━━━━━ Material for the task ━━━━━

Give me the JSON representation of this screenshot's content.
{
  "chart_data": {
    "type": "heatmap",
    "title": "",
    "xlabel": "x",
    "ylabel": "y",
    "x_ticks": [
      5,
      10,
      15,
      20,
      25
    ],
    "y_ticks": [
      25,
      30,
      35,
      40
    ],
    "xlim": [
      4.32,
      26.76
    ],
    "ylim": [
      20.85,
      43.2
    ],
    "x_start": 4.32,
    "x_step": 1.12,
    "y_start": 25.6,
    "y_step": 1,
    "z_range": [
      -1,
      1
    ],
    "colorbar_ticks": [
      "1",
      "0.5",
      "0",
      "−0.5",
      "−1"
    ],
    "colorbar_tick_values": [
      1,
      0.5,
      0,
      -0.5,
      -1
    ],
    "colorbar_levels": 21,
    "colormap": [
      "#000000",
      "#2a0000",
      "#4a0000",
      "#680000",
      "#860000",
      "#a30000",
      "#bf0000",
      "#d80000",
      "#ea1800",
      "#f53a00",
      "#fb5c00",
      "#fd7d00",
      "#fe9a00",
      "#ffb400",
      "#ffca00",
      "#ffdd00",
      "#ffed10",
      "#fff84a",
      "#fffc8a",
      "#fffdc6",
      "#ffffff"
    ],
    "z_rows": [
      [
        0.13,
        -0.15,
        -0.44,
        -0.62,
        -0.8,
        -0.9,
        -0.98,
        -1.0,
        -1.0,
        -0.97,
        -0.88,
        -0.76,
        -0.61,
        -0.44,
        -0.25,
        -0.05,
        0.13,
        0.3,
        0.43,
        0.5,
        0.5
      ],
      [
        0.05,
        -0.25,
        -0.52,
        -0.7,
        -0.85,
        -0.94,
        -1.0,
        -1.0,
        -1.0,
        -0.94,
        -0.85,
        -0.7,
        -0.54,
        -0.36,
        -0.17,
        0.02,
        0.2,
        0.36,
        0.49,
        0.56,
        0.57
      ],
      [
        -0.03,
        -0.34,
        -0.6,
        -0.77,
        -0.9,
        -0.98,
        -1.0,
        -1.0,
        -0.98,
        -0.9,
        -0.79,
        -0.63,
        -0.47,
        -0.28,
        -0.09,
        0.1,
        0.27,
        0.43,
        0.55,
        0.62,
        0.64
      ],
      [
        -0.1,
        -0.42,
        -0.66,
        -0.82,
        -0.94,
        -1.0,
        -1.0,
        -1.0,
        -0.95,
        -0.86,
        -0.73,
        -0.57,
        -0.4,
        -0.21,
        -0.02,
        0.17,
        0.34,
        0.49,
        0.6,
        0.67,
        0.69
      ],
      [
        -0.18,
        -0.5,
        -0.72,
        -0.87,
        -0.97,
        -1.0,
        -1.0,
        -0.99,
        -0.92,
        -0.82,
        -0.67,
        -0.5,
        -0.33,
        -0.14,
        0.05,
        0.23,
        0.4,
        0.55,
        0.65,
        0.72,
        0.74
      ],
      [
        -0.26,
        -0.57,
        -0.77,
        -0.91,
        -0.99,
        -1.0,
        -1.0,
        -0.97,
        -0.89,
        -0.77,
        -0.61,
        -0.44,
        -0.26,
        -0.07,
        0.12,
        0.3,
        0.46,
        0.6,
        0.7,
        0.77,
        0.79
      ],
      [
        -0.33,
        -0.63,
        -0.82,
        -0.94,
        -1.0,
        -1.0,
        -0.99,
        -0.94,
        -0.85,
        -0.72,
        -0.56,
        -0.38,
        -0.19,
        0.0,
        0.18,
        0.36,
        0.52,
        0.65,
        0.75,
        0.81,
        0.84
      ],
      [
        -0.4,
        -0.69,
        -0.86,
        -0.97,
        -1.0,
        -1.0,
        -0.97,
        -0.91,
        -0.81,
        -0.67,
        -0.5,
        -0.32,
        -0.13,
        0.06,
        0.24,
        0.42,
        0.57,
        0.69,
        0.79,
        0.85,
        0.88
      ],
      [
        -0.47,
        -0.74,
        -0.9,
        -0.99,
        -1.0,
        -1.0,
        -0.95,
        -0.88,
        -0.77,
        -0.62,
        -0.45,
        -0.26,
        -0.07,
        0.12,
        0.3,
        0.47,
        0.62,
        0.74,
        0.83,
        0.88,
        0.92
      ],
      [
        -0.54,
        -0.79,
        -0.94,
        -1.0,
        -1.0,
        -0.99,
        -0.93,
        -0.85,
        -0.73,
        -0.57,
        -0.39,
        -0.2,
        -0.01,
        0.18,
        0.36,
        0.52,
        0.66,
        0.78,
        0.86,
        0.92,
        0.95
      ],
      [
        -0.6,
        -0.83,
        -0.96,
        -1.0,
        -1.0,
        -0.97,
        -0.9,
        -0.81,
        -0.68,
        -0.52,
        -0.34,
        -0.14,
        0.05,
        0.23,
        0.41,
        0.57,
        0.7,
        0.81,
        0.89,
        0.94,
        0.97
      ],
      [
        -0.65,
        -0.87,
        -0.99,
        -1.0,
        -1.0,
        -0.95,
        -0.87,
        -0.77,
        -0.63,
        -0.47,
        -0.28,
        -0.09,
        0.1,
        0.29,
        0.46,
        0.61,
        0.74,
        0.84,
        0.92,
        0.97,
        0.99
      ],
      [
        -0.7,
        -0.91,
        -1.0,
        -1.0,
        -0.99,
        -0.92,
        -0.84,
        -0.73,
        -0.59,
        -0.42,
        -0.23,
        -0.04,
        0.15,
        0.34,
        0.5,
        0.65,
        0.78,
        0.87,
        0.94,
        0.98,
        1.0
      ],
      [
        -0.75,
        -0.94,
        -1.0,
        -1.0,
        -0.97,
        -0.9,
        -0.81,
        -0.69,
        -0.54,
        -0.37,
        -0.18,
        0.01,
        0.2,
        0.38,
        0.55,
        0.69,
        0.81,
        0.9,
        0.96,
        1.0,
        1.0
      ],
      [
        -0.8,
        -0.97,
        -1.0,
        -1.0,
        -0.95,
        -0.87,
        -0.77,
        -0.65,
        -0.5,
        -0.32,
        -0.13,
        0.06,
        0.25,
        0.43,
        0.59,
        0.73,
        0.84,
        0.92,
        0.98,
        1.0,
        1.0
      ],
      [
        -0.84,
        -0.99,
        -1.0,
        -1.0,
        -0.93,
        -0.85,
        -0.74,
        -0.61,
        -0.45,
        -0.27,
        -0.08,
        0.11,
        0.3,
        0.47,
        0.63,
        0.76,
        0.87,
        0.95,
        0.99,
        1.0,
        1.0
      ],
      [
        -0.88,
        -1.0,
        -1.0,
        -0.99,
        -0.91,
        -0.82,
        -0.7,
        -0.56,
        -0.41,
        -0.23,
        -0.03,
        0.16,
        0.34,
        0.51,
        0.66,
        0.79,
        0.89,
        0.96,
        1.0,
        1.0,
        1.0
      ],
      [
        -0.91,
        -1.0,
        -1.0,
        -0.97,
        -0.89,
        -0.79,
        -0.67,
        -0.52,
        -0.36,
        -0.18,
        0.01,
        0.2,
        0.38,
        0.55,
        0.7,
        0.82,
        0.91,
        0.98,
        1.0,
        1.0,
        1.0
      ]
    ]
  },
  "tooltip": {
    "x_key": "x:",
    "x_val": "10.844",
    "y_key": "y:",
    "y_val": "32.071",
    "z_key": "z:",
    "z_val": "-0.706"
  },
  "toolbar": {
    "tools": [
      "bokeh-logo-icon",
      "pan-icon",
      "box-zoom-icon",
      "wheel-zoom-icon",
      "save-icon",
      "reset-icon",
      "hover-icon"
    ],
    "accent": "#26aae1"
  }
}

━━━━━
━━━━━ Material for the task ━━━━━

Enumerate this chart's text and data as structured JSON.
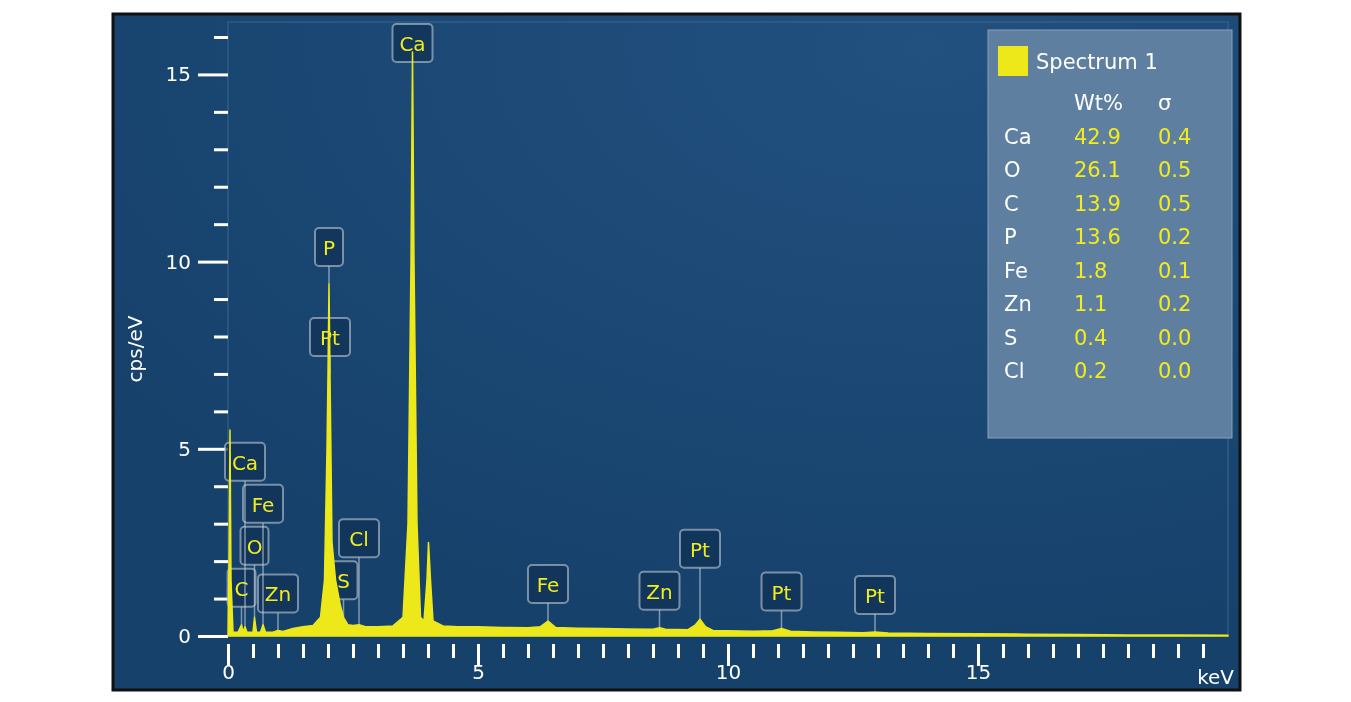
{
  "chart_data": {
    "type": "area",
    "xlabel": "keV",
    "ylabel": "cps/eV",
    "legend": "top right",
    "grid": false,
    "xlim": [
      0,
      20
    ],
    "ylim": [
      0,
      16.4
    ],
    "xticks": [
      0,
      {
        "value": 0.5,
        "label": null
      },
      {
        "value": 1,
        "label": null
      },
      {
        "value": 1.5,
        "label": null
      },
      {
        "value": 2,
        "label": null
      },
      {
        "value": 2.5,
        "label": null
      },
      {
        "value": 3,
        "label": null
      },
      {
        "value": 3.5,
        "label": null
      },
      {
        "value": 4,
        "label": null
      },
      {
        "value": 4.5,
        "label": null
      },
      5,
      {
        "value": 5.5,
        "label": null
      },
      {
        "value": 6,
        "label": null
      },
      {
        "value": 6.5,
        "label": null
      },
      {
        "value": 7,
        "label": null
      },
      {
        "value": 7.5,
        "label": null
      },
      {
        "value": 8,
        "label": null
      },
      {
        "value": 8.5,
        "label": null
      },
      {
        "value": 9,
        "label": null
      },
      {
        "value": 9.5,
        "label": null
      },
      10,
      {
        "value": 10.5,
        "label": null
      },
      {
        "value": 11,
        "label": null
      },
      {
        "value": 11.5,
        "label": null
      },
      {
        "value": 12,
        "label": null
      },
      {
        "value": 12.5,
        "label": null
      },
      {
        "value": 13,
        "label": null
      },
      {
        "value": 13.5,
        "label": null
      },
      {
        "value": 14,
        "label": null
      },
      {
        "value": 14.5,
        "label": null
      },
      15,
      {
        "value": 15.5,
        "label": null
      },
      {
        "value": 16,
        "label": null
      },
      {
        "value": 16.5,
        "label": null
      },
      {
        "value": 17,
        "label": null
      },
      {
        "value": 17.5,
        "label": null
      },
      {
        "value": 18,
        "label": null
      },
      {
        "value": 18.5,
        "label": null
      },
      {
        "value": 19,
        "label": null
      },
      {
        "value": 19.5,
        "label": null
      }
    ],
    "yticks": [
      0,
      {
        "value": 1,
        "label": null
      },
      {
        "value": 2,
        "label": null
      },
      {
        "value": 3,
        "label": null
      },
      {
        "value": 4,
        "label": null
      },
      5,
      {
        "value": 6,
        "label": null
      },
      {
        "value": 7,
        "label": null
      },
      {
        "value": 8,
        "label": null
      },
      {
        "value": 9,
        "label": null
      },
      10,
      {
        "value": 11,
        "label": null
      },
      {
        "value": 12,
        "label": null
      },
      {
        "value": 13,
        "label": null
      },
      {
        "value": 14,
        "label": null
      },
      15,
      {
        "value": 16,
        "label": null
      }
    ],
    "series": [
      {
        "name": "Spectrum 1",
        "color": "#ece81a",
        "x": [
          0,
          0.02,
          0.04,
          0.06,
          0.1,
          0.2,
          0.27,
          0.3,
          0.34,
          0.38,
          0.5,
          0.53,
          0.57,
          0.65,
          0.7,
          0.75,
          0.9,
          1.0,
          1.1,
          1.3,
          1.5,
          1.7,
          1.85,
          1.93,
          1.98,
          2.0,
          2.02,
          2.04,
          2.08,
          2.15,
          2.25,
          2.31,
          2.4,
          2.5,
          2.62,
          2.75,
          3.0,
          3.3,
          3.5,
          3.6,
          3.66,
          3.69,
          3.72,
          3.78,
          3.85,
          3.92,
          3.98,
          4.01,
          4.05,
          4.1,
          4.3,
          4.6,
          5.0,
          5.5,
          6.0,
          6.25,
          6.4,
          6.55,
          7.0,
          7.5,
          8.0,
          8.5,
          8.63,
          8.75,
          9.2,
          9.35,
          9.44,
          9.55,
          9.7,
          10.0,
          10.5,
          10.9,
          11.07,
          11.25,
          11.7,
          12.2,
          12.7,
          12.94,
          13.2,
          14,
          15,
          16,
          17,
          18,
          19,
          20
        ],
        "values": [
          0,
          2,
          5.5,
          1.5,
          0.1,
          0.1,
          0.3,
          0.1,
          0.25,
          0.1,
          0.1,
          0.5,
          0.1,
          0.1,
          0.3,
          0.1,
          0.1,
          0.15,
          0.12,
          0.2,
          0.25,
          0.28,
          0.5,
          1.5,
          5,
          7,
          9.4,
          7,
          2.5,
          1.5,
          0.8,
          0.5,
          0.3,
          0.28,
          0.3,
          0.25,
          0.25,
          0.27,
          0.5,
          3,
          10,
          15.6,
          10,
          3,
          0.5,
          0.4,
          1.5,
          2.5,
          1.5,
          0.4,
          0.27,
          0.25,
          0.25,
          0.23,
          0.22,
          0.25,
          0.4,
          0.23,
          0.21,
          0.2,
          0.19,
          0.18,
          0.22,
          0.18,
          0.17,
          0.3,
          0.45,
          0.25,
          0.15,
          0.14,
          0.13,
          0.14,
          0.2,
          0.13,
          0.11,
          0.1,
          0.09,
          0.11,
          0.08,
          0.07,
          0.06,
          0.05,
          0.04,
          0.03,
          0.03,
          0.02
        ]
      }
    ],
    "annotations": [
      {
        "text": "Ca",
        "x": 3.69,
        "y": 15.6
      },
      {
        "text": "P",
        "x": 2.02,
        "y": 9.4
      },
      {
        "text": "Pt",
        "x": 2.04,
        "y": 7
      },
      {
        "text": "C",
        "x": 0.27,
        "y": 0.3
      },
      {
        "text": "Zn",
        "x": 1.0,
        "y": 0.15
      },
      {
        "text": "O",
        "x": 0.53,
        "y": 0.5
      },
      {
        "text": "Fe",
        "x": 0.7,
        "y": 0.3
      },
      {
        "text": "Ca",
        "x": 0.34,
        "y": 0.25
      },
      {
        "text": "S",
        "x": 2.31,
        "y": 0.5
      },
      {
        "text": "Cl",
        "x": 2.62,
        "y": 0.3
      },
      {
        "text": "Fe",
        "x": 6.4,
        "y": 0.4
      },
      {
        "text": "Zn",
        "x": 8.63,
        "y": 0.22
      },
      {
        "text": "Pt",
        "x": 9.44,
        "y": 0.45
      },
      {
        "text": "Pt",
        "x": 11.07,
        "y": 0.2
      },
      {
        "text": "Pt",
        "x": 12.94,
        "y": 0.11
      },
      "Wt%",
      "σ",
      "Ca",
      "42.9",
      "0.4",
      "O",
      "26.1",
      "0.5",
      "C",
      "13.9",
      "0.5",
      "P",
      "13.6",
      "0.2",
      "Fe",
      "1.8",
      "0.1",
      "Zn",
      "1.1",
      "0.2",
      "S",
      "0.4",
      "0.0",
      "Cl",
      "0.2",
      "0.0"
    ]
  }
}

━━━━━

Return every line above in which the string "JSON" occurs.

Give me the JSON representation of this screenshot's content.
Enumerate this chart's text and data as structured JSON.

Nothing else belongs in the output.